Dataset rows:
= = = = =

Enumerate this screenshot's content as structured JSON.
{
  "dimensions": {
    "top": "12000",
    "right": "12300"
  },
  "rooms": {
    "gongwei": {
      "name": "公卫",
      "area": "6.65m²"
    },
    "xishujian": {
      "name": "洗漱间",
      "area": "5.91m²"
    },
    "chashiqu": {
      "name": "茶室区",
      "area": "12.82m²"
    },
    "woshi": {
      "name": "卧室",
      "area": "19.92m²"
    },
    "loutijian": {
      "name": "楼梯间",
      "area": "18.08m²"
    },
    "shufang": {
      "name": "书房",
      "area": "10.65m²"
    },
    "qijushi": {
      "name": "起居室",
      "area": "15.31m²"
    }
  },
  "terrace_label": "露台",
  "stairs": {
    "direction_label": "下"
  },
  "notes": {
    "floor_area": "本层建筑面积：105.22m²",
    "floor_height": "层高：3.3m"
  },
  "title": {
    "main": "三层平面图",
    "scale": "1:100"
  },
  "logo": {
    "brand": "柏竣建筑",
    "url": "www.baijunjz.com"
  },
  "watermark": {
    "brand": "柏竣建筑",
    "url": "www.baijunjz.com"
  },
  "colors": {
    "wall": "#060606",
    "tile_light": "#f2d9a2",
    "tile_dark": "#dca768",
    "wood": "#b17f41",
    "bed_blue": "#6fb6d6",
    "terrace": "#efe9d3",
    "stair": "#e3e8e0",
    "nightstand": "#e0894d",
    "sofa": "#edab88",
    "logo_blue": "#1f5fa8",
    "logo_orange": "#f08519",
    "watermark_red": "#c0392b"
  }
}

= = = = =

Without leaving anything out, quote all the data.

Enumerate this screenshot's content as structured JSON.
{
  "dimensions": {
    "top": "12000",
    "right": "12300"
  },
  "rooms": {
    "gongwei": {
      "name": "公卫",
      "area": "6.65m²"
    },
    "xishujian": {
      "name": "洗漱间",
      "area": "5.91m²"
    },
    "chashiqu": {
      "name": "茶室区",
      "area": "12.82m²"
    },
    "woshi": {
      "name": "卧室",
      "area": "19.92m²"
    },
    "loutijian": {
      "name": "楼梯间",
      "area": "18.08m²"
    },
    "shufang": {
      "name": "书房",
      "area": "10.65m²"
    },
    "qijushi": {
      "name": "起居室",
      "area": "15.31m²"
    }
  },
  "terrace_label": "露台",
  "stairs": {
    "direction_label": "下"
  },
  "notes": {
    "floor_area": "本层建筑面积：105.22m²",
    "floor_height": "层高：3.3m"
  },
  "title": {
    "main": "三层平面图",
    "scale": "1:100"
  },
  "logo": {
    "brand": "柏竣建筑",
    "url": "www.baijunjz.com"
  },
  "watermark": {
    "brand": "柏竣建筑",
    "url": "www.baijunjz.com"
  },
  "colors": {
    "wall": "#060606",
    "tile_light": "#f2d9a2",
    "tile_dark": "#dca768",
    "wood": "#b17f41",
    "bed_blue": "#6fb6d6",
    "terrace": "#efe9d3",
    "stair": "#e3e8e0",
    "nightstand": "#e0894d",
    "sofa": "#edab88",
    "logo_blue": "#1f5fa8",
    "logo_orange": "#f08519",
    "watermark_red": "#c0392b"
  }
}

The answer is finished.